■ **Task statement**: Repeat the listing in full. Nothing may be added or left out.

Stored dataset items
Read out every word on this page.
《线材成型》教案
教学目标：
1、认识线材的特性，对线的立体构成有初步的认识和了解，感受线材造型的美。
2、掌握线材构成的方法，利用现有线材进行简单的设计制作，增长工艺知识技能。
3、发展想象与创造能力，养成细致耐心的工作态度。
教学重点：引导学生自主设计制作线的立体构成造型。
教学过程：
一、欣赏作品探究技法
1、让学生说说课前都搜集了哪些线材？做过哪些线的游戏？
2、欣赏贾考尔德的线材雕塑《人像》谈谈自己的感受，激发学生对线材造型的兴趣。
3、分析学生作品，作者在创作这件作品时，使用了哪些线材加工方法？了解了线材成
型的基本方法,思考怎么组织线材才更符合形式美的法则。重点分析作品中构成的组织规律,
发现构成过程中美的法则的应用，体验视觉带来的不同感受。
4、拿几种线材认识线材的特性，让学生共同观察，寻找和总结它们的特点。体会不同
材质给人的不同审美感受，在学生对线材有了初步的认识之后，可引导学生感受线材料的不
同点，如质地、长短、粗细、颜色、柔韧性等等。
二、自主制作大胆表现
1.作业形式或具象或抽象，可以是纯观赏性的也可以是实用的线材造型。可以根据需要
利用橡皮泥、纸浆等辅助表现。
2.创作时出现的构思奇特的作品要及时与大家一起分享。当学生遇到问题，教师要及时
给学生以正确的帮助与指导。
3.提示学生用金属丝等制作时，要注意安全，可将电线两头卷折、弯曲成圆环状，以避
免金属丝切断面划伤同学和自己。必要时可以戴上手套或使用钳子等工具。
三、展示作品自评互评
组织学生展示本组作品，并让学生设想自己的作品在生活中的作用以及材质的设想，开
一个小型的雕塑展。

■ **Response**:
Read out every word on this page.
《线材成型》教案
教学目标：
1、认识线材的特性，对线的立体构成有初步的认识和了解，感受线材造型的美。
2、掌握线材构成的方法，利用现有线材进行简单的设计制作，增长工艺知识技能。
3、发展想象与创造能力，养成细致耐心的工作态度。
教学重点：引导学生自主设计制作线的立体构成造型。
教学过程：
一、欣赏作品探究技法
1、让学生说说课前都搜集了哪些线材？做过哪些线的游戏？
2、欣赏贾考尔德的线材雕塑《人像》谈谈自己的感受，激发学生对线材造型的兴趣。
3、分析学生作品，作者在创作这件作品时，使用了哪些线材加工方法？了解了线材成
型的基本方法,思考怎么组织线材才更符合形式美的法则。重点分析作品中构成的组织规律,
发现构成过程中美的法则的应用，体验视觉带来的不同感受。
4、拿几种线材认识线材的特性，让学生共同观察，寻找和总结它们的特点。体会不同
材质给人的不同审美感受，在学生对线材有了初步的认识之后，可引导学生感受线材料的不
同点，如质地、长短、粗细、颜色、柔韧性等等。
二、自主制作大胆表现
1.作业形式或具象或抽象，可以是纯观赏性的也可以是实用的线材造型。可以根据需要
利用橡皮泥、纸浆等辅助表现。
2.创作时出现的构思奇特的作品要及时与大家一起分享。当学生遇到问题，教师要及时
给学生以正确的帮助与指导。
3.提示学生用金属丝等制作时，要注意安全，可将电线两头卷折、弯曲成圆环状，以避
免金属丝切断面划伤同学和自己。必要时可以戴上手套或使用钳子等工具。
三、展示作品自评互评
组织学生展示本组作品，并让学生设想自己的作品在生活中的作用以及材质的设想，开
一个小型的雕塑展。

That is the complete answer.